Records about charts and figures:
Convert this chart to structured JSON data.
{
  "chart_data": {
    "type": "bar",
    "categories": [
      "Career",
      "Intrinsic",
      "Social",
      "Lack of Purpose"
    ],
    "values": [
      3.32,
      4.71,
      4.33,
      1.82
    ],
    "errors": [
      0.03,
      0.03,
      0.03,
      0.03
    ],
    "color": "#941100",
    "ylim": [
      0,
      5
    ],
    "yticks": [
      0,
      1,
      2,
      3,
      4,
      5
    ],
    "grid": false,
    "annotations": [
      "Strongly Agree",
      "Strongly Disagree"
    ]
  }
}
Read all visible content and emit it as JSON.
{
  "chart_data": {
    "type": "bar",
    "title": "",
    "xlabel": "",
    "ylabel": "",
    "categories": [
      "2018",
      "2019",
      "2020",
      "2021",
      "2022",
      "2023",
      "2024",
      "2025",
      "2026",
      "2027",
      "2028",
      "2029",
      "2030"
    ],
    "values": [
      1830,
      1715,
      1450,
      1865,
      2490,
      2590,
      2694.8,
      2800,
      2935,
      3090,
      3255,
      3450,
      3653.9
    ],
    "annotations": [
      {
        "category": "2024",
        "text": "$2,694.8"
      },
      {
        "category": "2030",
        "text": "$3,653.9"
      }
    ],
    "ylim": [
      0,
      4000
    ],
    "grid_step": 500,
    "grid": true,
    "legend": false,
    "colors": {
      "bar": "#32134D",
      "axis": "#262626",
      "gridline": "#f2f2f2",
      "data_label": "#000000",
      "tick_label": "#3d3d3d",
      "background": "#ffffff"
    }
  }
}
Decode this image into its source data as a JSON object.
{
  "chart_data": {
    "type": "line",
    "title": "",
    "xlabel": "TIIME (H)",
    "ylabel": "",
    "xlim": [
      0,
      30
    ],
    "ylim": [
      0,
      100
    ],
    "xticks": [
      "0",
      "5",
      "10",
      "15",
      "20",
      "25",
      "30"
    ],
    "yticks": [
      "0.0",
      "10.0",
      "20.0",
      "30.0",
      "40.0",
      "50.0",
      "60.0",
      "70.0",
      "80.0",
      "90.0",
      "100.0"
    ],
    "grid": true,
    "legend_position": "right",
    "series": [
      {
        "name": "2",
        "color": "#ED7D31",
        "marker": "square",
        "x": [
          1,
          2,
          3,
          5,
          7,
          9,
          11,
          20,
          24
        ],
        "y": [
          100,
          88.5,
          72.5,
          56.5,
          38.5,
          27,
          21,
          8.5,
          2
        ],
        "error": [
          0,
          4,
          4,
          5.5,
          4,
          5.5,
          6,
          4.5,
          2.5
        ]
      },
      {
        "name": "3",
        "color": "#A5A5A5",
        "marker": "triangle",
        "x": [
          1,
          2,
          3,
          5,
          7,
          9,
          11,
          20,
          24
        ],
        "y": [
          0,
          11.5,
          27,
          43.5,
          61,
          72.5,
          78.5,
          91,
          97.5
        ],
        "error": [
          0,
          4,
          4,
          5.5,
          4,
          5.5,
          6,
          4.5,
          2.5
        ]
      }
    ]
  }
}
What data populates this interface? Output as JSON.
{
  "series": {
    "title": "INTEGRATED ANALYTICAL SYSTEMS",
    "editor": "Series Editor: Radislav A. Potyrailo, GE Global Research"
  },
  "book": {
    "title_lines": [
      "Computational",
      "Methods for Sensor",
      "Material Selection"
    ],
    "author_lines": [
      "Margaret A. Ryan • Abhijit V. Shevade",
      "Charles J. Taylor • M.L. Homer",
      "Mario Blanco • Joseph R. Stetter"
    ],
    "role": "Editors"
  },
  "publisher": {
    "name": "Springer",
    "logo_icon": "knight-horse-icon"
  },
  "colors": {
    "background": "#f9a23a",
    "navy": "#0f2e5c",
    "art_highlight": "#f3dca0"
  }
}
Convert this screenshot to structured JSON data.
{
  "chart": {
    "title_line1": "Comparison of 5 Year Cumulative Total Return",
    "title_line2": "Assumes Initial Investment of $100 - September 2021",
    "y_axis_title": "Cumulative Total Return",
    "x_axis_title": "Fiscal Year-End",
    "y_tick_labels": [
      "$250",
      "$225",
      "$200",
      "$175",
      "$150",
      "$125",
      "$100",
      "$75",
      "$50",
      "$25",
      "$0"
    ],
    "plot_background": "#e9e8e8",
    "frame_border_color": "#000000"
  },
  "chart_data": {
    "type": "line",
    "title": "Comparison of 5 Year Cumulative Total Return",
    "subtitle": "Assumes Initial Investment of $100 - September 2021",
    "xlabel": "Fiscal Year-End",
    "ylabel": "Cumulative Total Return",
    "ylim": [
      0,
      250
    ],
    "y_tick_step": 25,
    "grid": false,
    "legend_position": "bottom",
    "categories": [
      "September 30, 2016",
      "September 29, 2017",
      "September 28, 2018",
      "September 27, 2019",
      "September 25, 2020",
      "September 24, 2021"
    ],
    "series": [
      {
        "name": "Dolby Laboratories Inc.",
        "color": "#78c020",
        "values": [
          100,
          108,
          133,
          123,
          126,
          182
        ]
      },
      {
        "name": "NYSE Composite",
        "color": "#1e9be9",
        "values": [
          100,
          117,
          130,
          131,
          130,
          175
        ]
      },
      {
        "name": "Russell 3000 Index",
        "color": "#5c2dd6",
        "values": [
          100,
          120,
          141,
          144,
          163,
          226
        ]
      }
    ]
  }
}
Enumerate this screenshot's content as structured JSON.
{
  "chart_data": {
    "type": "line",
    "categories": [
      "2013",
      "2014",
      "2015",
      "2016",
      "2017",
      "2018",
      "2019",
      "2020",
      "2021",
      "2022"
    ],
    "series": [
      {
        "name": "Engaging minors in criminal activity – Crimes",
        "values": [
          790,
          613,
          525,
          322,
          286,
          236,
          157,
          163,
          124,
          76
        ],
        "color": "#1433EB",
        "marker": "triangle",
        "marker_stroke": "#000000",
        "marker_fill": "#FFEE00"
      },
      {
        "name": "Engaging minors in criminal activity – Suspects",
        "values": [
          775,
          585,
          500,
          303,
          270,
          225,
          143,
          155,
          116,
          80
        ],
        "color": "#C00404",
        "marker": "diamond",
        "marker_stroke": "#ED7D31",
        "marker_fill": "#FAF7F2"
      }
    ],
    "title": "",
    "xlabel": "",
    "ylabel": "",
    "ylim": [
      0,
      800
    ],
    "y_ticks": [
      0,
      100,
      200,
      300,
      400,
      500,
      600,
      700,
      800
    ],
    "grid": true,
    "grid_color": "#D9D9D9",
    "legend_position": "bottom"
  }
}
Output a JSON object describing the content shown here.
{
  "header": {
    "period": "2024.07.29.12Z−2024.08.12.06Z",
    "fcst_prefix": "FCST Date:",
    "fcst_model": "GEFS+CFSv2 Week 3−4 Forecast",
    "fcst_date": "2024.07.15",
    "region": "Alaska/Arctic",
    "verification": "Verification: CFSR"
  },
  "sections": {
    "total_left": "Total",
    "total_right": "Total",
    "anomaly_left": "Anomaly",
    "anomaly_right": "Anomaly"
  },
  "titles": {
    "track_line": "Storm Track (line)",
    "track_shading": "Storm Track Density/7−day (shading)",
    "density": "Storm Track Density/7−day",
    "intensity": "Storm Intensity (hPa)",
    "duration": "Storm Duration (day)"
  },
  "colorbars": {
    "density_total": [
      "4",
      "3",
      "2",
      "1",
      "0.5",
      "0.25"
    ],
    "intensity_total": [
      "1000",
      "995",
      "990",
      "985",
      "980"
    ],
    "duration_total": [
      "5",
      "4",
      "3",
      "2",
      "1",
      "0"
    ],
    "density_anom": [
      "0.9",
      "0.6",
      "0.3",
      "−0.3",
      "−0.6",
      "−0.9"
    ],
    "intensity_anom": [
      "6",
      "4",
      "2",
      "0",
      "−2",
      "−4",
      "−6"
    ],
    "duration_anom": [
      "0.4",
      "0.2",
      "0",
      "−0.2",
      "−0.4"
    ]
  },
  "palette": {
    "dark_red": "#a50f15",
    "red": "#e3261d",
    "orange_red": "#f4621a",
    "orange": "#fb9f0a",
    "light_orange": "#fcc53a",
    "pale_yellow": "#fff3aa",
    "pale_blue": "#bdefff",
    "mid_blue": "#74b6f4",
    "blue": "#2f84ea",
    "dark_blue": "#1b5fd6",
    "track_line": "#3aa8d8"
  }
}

Challenge: Search the material above for "Convert". Pull out each line where it shows up.

Result of this exercise:
Convert this chart to structured JSON data.
Convert this screenshot to structured JSON data.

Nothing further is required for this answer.